# Dataset excerpts:

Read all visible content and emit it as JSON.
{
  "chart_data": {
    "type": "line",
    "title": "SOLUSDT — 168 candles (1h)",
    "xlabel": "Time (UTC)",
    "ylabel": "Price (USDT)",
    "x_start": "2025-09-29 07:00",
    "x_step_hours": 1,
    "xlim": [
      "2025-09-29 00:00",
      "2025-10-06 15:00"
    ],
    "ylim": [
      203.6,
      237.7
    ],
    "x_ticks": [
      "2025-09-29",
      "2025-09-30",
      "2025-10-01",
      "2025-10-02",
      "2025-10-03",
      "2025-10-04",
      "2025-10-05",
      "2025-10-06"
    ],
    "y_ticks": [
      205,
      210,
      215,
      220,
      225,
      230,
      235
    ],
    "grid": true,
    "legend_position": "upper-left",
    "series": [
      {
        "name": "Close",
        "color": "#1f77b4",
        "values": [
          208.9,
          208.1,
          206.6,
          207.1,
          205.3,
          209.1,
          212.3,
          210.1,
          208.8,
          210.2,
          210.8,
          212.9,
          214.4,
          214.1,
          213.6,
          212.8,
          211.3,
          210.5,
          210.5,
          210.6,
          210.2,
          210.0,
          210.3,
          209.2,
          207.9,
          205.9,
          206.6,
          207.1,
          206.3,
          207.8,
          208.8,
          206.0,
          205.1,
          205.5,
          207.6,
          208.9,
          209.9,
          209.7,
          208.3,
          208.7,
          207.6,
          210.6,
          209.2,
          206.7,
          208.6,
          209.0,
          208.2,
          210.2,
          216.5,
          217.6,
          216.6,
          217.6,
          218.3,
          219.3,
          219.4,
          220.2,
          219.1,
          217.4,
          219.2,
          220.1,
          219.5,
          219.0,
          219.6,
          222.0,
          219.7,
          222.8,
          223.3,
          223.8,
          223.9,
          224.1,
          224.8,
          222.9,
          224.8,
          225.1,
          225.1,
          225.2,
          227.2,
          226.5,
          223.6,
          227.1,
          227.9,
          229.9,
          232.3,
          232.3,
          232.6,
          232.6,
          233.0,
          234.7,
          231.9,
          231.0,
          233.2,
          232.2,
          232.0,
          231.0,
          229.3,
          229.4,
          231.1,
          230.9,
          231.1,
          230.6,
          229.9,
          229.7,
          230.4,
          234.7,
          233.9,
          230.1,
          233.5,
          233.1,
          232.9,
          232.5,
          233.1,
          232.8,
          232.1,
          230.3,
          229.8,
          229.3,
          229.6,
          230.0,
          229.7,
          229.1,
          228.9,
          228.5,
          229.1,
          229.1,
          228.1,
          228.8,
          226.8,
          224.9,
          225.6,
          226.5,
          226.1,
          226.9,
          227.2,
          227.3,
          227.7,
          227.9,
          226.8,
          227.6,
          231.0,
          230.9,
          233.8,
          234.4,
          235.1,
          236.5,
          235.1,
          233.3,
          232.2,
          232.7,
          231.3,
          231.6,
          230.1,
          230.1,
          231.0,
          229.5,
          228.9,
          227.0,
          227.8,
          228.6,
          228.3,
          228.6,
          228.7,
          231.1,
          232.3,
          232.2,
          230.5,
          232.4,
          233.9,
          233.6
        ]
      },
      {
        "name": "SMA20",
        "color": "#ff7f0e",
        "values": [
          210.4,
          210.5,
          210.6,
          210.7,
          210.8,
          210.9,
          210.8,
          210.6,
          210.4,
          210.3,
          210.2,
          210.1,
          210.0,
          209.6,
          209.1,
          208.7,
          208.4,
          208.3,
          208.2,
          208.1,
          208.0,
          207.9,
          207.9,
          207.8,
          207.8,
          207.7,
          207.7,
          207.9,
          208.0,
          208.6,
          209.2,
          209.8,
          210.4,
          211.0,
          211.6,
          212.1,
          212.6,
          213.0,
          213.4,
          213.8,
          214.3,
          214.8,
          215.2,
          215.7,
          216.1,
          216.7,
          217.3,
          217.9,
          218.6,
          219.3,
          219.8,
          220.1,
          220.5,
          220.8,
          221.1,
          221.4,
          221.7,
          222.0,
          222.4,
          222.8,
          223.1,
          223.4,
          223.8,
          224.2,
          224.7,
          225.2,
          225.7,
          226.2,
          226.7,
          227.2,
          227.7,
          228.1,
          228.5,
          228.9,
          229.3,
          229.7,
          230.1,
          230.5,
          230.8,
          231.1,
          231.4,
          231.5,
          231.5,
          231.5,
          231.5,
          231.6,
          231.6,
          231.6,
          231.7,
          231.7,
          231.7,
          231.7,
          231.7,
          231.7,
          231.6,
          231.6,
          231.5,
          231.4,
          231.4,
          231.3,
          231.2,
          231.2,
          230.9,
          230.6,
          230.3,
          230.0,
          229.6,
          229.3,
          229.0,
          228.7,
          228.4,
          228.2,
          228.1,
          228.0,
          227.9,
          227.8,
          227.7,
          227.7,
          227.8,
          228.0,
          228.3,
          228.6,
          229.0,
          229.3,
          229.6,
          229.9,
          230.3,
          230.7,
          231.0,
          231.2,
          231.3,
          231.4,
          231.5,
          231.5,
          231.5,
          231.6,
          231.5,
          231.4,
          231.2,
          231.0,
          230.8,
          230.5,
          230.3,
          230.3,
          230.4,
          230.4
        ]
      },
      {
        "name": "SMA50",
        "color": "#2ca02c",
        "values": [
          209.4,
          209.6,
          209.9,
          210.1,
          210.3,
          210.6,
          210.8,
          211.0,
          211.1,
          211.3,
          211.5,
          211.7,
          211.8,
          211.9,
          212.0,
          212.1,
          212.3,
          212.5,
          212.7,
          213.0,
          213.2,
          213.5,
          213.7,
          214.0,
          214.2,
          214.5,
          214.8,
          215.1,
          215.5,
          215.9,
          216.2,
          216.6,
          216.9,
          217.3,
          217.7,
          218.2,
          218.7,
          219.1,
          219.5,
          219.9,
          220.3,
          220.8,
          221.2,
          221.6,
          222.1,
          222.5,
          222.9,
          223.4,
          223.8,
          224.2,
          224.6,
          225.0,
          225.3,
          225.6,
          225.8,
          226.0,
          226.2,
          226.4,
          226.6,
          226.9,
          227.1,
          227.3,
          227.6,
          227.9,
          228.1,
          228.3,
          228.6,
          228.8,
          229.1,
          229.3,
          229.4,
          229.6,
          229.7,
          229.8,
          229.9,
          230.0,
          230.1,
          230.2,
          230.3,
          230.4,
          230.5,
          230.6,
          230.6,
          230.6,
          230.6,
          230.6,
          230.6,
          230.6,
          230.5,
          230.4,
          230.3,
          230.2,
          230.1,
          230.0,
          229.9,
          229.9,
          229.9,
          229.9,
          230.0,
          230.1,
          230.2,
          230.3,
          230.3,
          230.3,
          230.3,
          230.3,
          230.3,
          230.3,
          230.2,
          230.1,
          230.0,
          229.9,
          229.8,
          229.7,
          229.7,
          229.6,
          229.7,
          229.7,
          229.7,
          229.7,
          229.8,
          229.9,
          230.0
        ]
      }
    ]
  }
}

# What is needed:
Find out how many lines in the listing contain the string "color". Give the number alone.

# Answer for this exercise:
3